- _WHAT YOU HAVE TO DO_: Continue the passage on coaching the Power Clean to high school athletes, beginning after its final bullet point.

- _EXCERPTED PASSAGE_:
"""
The sport of Weightlifting in the United States is steadily growing has more and more athletes that are exposed to bumper plates and barbells in their high school athletic programs. While the opportunity to hit snatches and cleans is expanding for the youth athlete, I am still worried about the quality of movement being taught. When these movements finally click for an athlete, it’s a beautiful sight, but the path to get there is often a long road.

When working with the high school population who are learning the weightlifting movements, we need to look beyond the lift itself. Yes, these lifts are great tools for measuring an athlete’s ability to dynamically display their strength, but there is so much more!

We’re going to continue our focus on the Power Clean. The set up and execution of the lift get most of the attention in the Weightlifting community, but when developing athletes for high school sports, the landing, or receiving position, should garner most of your attention. As you’ll read below, we ask all of our athletes to receive their Power Clean in the Universal Athletic Position. This is not to limit the weight they can clean, but rather to increase the amount of force they can ABSORB in this position.  This trains the athlete to absorb an impact force as they fight to maintain good posture and position, making them more durable and better prepared to safely take or give a massive hit on the field of play.

Power Clean from the Power Position

We use this exercise to reinforce vertical extension while coordinating the explosion with the change of direction and receiving the bar in a proper Universal Athletic Position.

Points of Performance:

  • Unlock the knees and hips, and slightly hinge to get your shoulders on top of the bar.  The bar should be “hanging” at or around the upper third of the thigh depending on the arm length of the athlete.
  • Pressure of the foot should be towards the mid-foot.
  • The bar and upper thighs meet to make contact as you extend vertically, or “jump.”
  • Shrug and pull the bar up with high elbows and vertical (as much as feasible) forearms.
  • Whip the elbows around the bar as fast as possible.
  • Land and meet the bar at the shoulders in a Universal Athletic Position.

Things we look for:

  • Sequence is hips → ankles (sometimes we say “toes”) → shoulders→ arms.
  • Shoulders remain over the bar as long as possible.
  • Bar remains close to the body (close enough to graze a loose shirt).
"""
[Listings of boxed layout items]
"""
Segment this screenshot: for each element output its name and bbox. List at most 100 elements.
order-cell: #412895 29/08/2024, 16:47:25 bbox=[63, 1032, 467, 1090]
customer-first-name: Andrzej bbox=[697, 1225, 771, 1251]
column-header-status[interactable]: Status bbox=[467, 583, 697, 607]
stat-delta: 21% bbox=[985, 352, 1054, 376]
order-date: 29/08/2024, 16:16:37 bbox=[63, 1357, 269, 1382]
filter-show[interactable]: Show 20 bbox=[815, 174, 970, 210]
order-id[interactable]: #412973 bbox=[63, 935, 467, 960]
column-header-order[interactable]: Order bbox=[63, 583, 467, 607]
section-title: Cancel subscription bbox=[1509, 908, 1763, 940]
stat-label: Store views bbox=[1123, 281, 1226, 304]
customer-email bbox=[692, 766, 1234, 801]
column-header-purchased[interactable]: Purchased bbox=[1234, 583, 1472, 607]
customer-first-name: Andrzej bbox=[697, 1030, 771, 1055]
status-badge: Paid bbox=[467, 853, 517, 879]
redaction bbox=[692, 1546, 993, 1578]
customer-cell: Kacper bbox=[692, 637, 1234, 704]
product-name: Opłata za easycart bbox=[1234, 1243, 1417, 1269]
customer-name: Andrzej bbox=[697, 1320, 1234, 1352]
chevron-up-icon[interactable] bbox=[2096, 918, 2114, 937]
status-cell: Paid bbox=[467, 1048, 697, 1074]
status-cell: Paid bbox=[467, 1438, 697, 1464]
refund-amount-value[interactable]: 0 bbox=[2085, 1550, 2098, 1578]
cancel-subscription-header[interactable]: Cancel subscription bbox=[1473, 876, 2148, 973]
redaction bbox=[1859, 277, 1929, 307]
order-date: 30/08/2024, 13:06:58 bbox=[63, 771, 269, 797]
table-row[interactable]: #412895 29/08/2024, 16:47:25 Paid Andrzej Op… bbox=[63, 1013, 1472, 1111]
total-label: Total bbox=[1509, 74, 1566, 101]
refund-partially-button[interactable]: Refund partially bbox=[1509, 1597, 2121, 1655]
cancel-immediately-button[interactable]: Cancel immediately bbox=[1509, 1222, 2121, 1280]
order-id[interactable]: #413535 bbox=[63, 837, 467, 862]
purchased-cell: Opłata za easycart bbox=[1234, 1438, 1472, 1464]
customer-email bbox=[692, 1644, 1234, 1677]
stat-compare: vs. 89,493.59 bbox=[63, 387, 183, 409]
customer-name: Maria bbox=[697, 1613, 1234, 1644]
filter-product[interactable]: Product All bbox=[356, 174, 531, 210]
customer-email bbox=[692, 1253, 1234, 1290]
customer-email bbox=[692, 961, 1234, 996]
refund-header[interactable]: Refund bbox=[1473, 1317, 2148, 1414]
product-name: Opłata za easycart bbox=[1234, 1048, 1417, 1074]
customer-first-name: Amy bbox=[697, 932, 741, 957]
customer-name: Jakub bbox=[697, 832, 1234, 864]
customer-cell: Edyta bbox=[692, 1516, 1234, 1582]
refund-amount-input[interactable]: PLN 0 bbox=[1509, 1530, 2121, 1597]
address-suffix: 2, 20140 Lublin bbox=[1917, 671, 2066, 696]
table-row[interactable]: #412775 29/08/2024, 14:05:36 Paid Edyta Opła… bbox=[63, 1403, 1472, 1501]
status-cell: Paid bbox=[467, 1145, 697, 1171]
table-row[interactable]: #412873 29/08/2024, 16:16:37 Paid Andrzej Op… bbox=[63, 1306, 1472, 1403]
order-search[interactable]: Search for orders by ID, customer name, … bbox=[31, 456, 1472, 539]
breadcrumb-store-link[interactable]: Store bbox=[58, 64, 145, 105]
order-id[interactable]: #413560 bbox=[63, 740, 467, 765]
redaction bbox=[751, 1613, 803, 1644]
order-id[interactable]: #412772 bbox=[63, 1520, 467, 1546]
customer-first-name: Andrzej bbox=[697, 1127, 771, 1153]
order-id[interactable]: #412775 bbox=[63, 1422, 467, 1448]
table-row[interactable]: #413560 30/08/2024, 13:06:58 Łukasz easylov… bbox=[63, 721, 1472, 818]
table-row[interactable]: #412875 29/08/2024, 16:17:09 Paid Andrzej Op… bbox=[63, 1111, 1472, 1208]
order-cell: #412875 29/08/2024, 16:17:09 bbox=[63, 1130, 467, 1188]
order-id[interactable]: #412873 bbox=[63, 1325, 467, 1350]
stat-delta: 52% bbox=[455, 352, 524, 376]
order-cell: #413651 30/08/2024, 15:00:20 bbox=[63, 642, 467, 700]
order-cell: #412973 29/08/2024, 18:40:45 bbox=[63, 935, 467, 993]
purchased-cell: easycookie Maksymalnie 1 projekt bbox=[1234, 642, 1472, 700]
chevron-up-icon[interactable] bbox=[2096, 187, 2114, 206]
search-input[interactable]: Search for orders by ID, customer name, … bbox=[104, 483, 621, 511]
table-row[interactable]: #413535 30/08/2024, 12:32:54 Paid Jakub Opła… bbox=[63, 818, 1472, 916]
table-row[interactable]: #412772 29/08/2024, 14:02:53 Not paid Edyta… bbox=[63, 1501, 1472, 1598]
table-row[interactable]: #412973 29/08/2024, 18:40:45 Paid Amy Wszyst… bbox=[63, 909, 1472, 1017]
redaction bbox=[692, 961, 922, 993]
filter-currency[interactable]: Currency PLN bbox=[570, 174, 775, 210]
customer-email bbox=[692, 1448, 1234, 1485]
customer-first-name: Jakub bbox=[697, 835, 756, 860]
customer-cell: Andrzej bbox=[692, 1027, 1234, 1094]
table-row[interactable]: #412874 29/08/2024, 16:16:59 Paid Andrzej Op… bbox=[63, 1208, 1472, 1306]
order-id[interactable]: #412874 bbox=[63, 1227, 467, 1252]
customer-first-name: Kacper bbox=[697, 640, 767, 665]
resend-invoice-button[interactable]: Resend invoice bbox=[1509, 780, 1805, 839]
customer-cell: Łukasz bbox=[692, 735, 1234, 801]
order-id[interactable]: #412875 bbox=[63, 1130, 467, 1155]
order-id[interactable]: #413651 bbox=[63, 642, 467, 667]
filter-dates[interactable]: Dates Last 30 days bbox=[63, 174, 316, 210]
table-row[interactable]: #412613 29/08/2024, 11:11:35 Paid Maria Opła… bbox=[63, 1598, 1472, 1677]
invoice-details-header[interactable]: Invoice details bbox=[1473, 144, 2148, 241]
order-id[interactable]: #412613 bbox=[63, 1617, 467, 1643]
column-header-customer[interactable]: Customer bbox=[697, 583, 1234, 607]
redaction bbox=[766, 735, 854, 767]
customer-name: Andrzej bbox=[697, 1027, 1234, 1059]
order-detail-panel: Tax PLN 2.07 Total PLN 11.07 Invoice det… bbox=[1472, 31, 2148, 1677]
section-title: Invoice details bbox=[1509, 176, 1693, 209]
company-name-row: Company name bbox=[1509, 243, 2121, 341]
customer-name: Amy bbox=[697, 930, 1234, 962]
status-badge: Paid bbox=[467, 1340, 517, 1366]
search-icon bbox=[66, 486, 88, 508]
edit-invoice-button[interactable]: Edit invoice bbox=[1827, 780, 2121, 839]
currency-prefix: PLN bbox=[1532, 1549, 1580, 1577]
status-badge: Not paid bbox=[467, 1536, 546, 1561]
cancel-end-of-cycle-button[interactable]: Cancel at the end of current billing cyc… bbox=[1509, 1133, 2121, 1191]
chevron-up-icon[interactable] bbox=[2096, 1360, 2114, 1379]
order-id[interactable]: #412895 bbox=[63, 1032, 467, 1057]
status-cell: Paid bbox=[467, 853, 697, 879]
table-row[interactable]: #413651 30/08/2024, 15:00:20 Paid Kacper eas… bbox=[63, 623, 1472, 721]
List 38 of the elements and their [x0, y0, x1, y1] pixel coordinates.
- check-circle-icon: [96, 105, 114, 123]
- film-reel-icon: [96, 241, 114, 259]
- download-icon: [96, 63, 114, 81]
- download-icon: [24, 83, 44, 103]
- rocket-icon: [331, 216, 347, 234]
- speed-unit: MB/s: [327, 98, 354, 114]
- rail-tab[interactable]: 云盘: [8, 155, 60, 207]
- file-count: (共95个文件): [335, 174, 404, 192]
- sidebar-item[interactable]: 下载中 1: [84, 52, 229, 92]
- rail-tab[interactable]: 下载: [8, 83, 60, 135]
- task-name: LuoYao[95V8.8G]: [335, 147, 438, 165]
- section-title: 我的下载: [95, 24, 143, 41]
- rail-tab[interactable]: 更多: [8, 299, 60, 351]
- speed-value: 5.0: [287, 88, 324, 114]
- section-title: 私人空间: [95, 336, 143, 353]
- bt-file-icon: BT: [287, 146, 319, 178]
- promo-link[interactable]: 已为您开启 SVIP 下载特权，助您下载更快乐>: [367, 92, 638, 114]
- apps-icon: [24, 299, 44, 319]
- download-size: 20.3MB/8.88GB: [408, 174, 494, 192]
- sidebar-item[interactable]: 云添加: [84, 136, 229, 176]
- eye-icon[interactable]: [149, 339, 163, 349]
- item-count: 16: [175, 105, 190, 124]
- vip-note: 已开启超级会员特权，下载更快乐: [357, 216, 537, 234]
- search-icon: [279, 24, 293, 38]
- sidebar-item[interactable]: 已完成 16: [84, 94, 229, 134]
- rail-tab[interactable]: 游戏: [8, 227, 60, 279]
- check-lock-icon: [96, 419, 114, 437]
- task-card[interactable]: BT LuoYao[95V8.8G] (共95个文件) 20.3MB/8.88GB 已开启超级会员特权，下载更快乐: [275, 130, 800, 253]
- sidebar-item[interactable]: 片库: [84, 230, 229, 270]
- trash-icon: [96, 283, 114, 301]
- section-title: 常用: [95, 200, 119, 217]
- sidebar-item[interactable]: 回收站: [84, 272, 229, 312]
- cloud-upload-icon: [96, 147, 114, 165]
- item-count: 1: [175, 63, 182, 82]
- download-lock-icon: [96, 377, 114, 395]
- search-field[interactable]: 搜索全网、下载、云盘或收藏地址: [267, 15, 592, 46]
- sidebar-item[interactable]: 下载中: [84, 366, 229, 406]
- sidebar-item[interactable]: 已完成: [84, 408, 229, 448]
"""
- _EXERCISE RESULT_:
  • Trunk finishes vertical, not overarching and leaning backward.
  • Start and land in the same plane

Commonly, we’ll see: 1) lifter’s shoulders get behind the bar too soon, 2) pulling with the arms before contact has been made and the legs have finished extending, the bar swinging away from the body after contact with the upper thigh, or 3) the athlete arching their body backward but not up.  This can result in the athlete jumping either forward or backward.  We try to fix these with simple reminders: e.g. “keep your shoulders over the bar longer,” “keep the bar close(r),” or “finish straight up, not back.”  We also commonly see athletes pull their elbows backwards (along with a horizontal forearm).  We remind athletes to keep their elbows high and use “fast elbows” in the turn over.

Power Clean from Above the Knee

We use this exercise to reinforce vertical extension while coordinating the explosion with the change of direction and receiving the bar in a proper Universal Athletic Position and build upon what we have already learned.

Points of Performance:

  • Unlock the knees and hips, and hinge yourself into a Universal Athletic Position.  The bar should be “hanging” just above the kneecap with nearly vertical shins and your chest up.  In this position, you should feel tension and a slight stretch in the hamstrings.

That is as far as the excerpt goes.